Problem description →
Exclude the pictures and return every line exactly as written.

Listed entries →
## begin

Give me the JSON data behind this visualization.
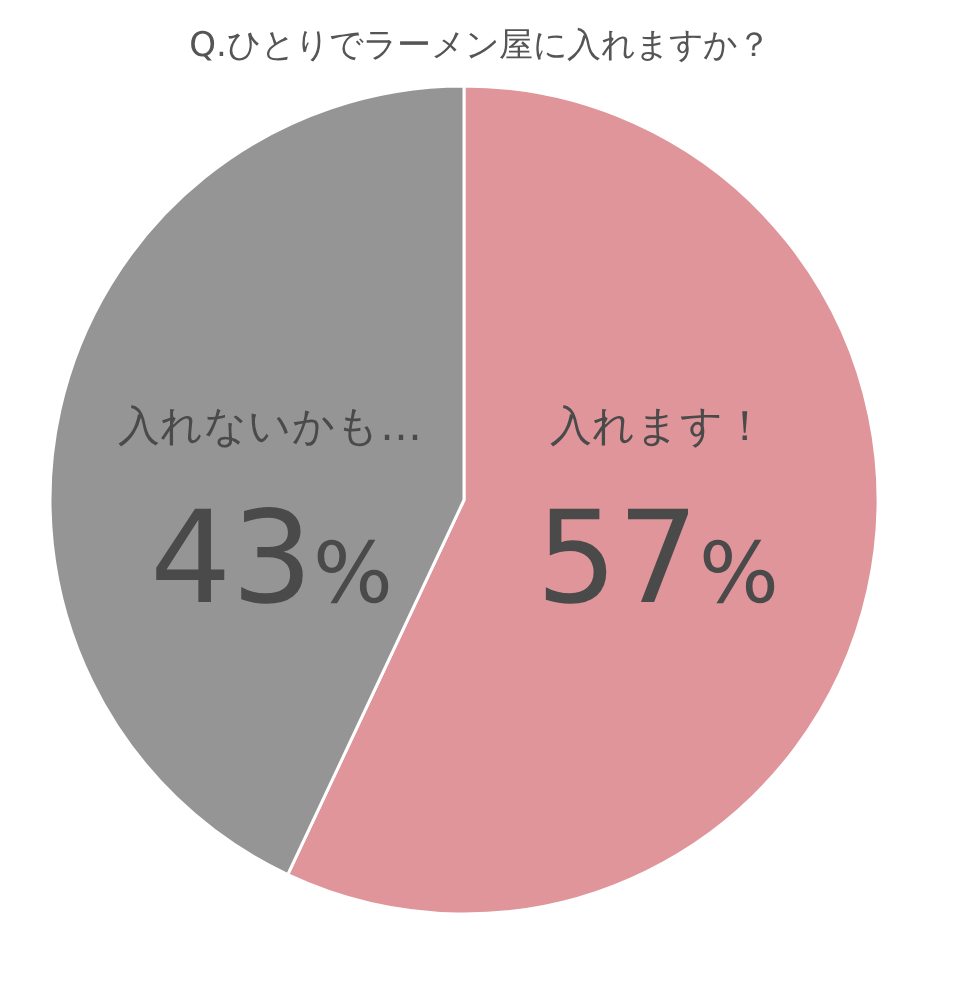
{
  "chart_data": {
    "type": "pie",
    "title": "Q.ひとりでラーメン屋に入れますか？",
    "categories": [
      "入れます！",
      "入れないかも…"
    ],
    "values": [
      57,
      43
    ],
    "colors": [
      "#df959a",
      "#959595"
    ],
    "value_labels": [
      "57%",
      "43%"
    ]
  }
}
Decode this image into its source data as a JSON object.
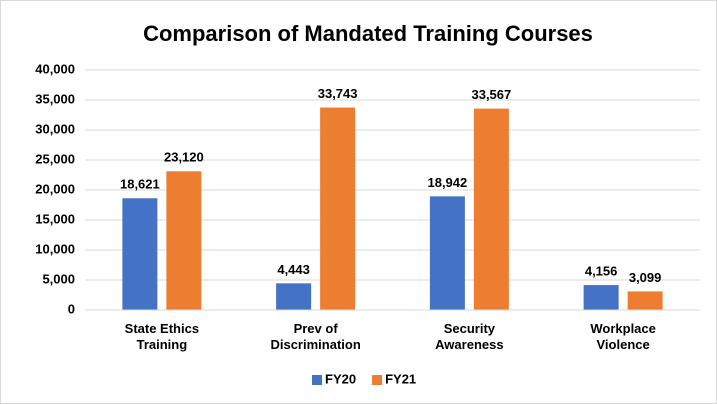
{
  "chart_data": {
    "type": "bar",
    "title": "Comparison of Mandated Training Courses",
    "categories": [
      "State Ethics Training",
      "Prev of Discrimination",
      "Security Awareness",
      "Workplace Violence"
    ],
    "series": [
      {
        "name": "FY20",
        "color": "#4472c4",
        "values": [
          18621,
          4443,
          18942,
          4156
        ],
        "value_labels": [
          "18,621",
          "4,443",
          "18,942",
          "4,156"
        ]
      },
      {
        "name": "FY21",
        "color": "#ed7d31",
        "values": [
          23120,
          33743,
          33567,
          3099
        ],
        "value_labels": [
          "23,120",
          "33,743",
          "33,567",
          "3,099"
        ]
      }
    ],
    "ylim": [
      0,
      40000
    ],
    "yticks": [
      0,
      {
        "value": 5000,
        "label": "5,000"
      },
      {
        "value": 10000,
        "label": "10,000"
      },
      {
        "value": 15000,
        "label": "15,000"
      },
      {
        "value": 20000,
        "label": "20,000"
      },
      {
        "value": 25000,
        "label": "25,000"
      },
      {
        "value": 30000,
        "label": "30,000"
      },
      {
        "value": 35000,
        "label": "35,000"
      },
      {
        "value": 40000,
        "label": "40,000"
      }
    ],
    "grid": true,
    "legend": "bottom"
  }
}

## end

Result of this task →
Give me the JSON data behind this visualization.
{
  "chart_data": {
    "type": "pie",
    "title": "Q.ひとりでラーメン屋に入れますか？",
    "categories": [
      "入れます！",
      "入れないかも…"
    ],
    "values": [
      57,
      43
    ],
    "colors": [
      "#df959a",
      "#959595"
    ],
    "value_labels": [
      "57%",
      "43%"
    ]
  }
}
Decode this image into its source data as a JSON object.
{
  "chart_data": {
    "type": "bar",
    "title": "Comparison of Mandated Training Courses",
    "categories": [
      "State Ethics Training",
      "Prev of Discrimination",
      "Security Awareness",
      "Workplace Violence"
    ],
    "series": [
      {
        "name": "FY20",
        "color": "#4472c4",
        "values": [
          18621,
          4443,
          18942,
          4156
        ],
        "value_labels": [
          "18,621",
          "4,443",
          "18,942",
          "4,156"
        ]
      },
      {
        "name": "FY21",
        "color": "#ed7d31",
        "values": [
          23120,
          33743,
          33567,
          3099
        ],
        "value_labels": [
          "23,120",
          "33,743",
          "33,567",
          "3,099"
        ]
      }
    ],
    "ylim": [
      0,
      40000
    ],
    "yticks": [
      0,
      {
        "value": 5000,
        "label": "5,000"
      },
      {
        "value": 10000,
        "label": "10,000"
      },
      {
        "value": 15000,
        "label": "15,000"
      },
      {
        "value": 20000,
        "label": "20,000"
      },
      {
        "value": 25000,
        "label": "25,000"
      },
      {
        "value": 30000,
        "label": "30,000"
      },
      {
        "value": 35000,
        "label": "35,000"
      },
      {
        "value": 40000,
        "label": "40,000"
      }
    ],
    "grid": true,
    "legend": "bottom"
  }
}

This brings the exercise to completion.